▽

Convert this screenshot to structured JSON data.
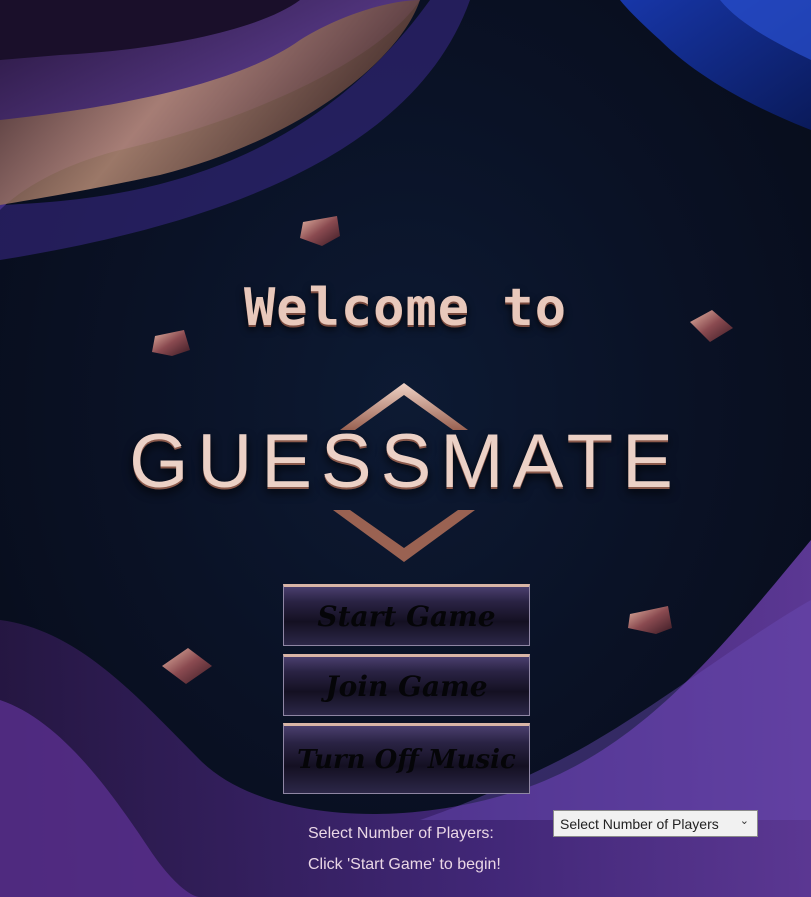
{
  "header": {
    "welcome": "Welcome to"
  },
  "logo": {
    "text": "GUESSMATE"
  },
  "menu": {
    "start": "Start Game",
    "join": "Join Game",
    "music": "Turn Off Music"
  },
  "players": {
    "label": "Select Number of Players:",
    "selected": "Select Number of Players"
  },
  "hint": "Click 'Start Game' to begin!",
  "colors": {
    "background": "#0a1226",
    "title": "#e8c8bb",
    "button_top": "#4a3f6e",
    "button_text": "#050508",
    "label": "#ead7e6"
  }
}
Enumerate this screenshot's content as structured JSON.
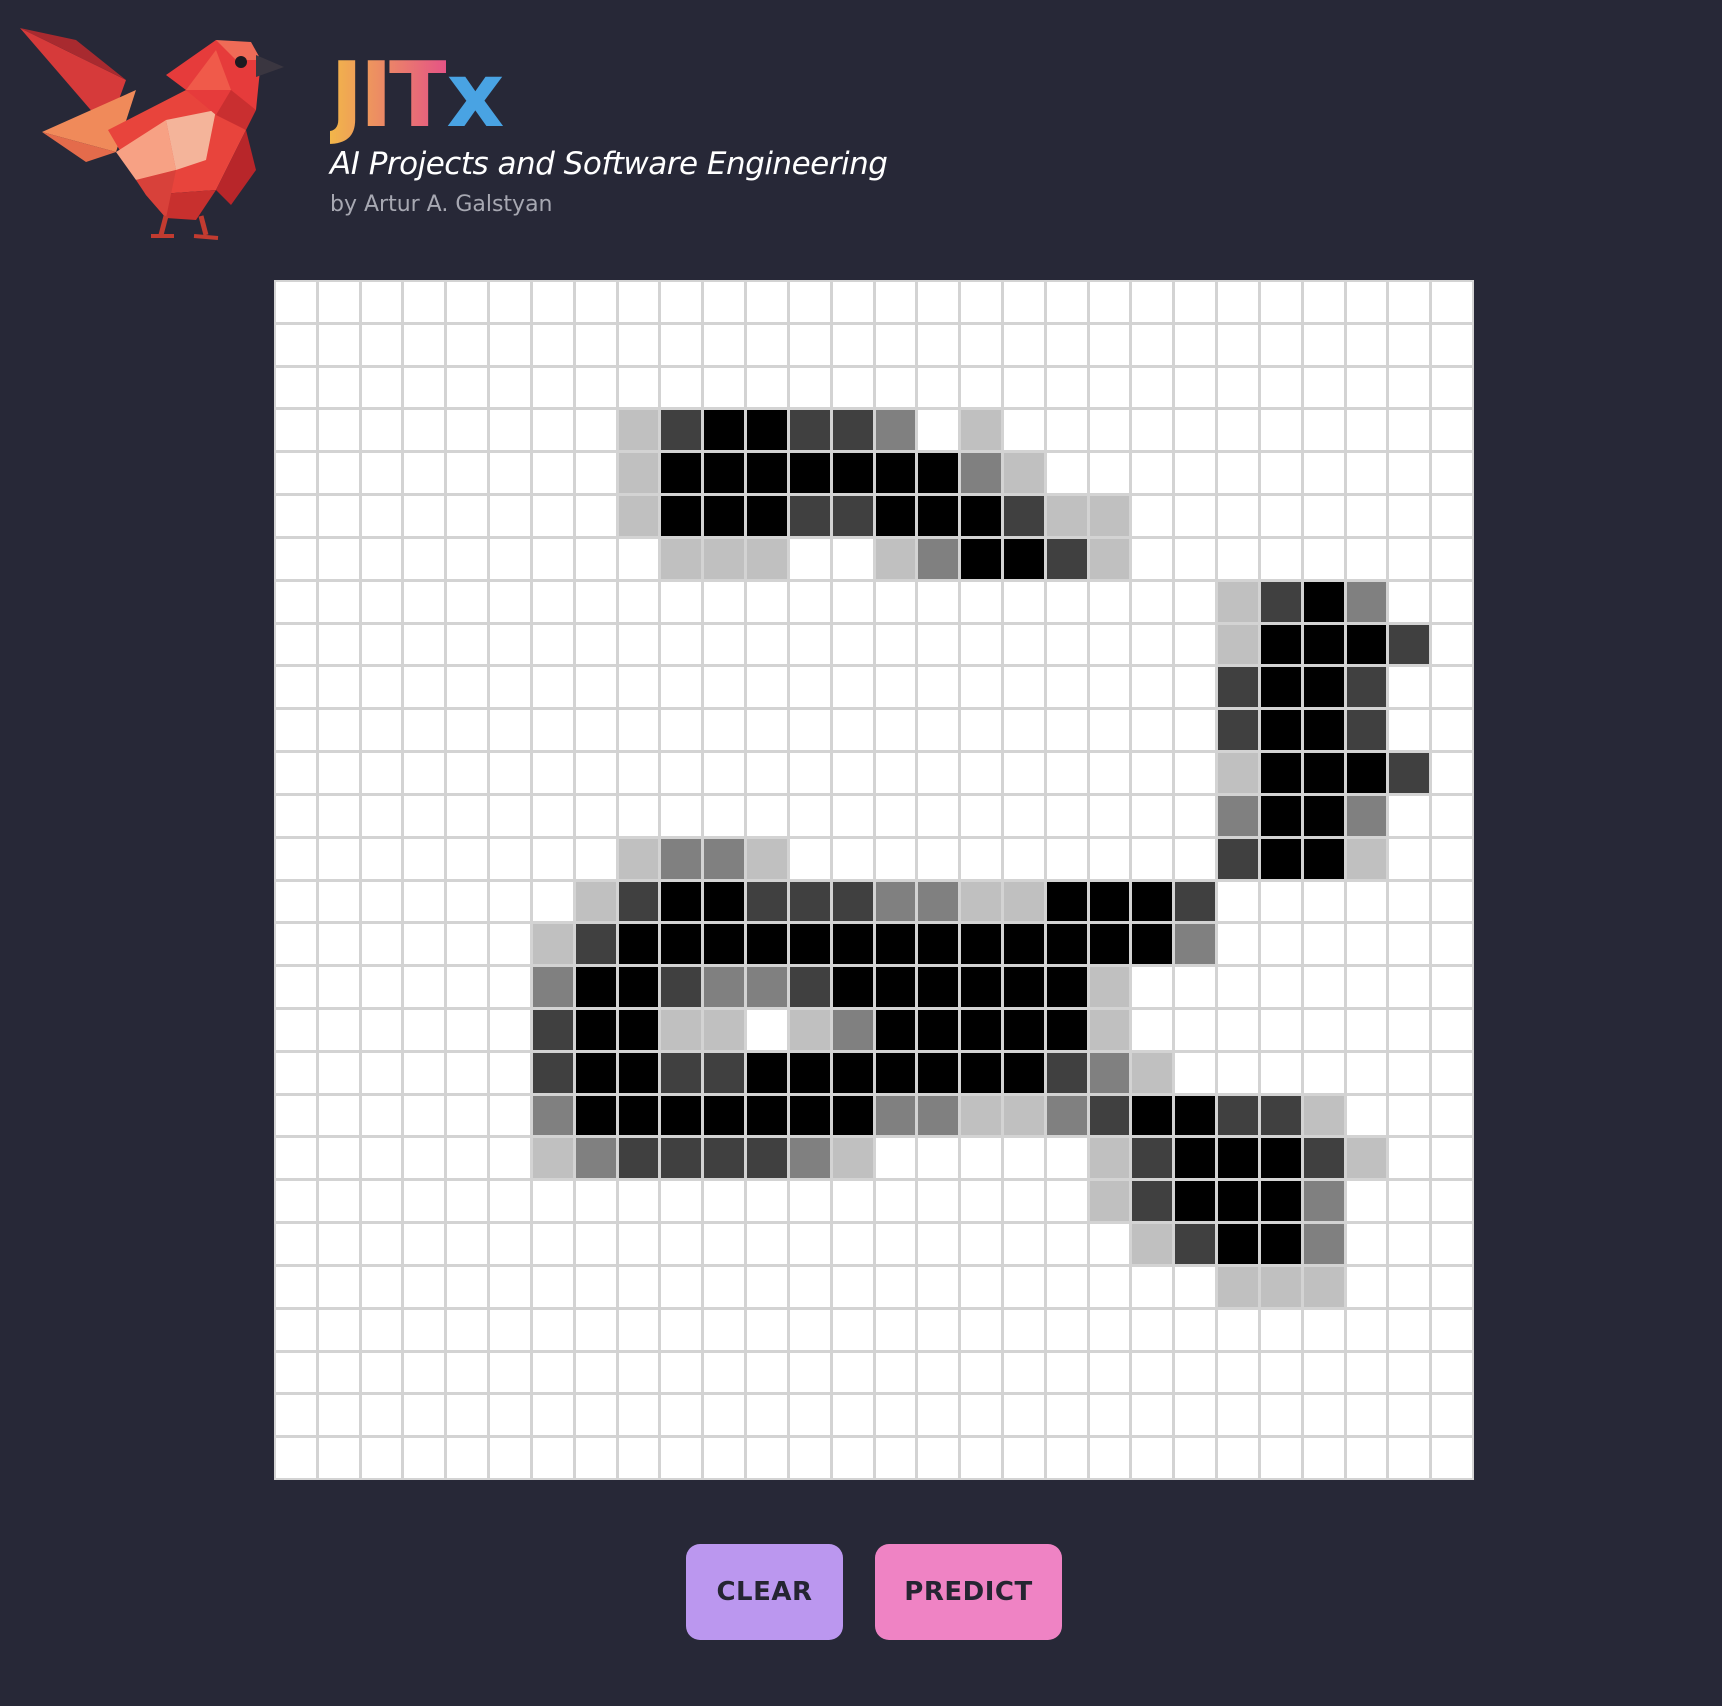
{
  "header": {
    "brand": {
      "part1": "JIT",
      "part2": "x"
    },
    "tagline": "AI Projects and Software Engineering",
    "byline": "by Artur A. Galstyan",
    "logo_icon": "low-poly-red-bird-icon"
  },
  "canvas": {
    "rows": 28,
    "cols": 28,
    "shade_colors": [
      "#ffffff",
      "#c0c0c0",
      "#808080",
      "#404040",
      "#000000"
    ],
    "pixels": [
      "............................",
      "............................",
      "............................",
      "........1344332.1...........",
      "........1444444421..........",
      "........144433444311........",
      ".........111..124431........",
      "......................1342..",
      "......................14443.",
      "......................3443..",
      "......................3443..",
      "......................14443.",
      "......................2442..",
      "........1221..........3441..",
      ".......134433322114443......",
      "......1344444444444442......",
      "......24432234444441........",
      "......34411.12444441........",
      "......344334444444321.......",
      "......2444444422112344331...",
      "......12333321.....1344431..",
      "...................134442...",
      "....................13442...",
      "......................111...",
      "............................",
      "............................",
      "............................",
      "............................"
    ]
  },
  "controls": {
    "clear_label": "CLEAR",
    "predict_label": "PREDICT"
  },
  "colors": {
    "background": "#272837",
    "brand_gradient_start": "#f2b64a",
    "brand_gradient_end": "#e55485",
    "brand_x": "#49a3e3",
    "clear_button": "#bb97ef",
    "predict_button": "#ef83c4"
  }
}
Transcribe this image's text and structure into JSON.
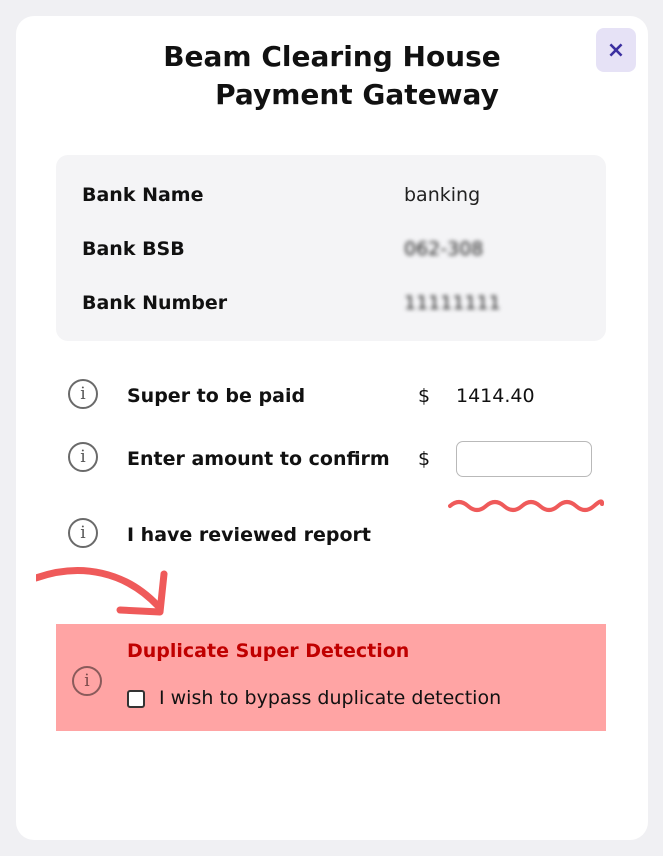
{
  "dialog": {
    "title_line1": "Beam Clearing House",
    "title_line2": "Payment Gateway",
    "close_glyph": "×"
  },
  "bank": {
    "rows": [
      {
        "label": "Bank Name",
        "value": "banking"
      },
      {
        "label": "Bank BSB",
        "value": "062-308"
      },
      {
        "label": "Bank Number",
        "value": "11111111"
      }
    ]
  },
  "payment": {
    "super_label": "Super to be paid",
    "currency": "$",
    "super_amount": "1414.40",
    "confirm_label": "Enter amount to confirm",
    "confirm_value": "",
    "reviewed_label": "I have reviewed report"
  },
  "duplicate": {
    "title": "Duplicate Super Detection",
    "bypass_label": "I wish to bypass duplicate detection",
    "bypass_checked": false
  },
  "icons": {
    "info": "info-circle-icon",
    "close": "close-icon"
  },
  "colors": {
    "accent": "#3b2fa0",
    "warning_bg": "#ffa4a4",
    "warning_text": "#c00000",
    "annotation": "#ef5a5a"
  }
}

△

[Objective] Find how many lines in the records contain the string "screenshot", then give the number alone.

[Answer in full] 2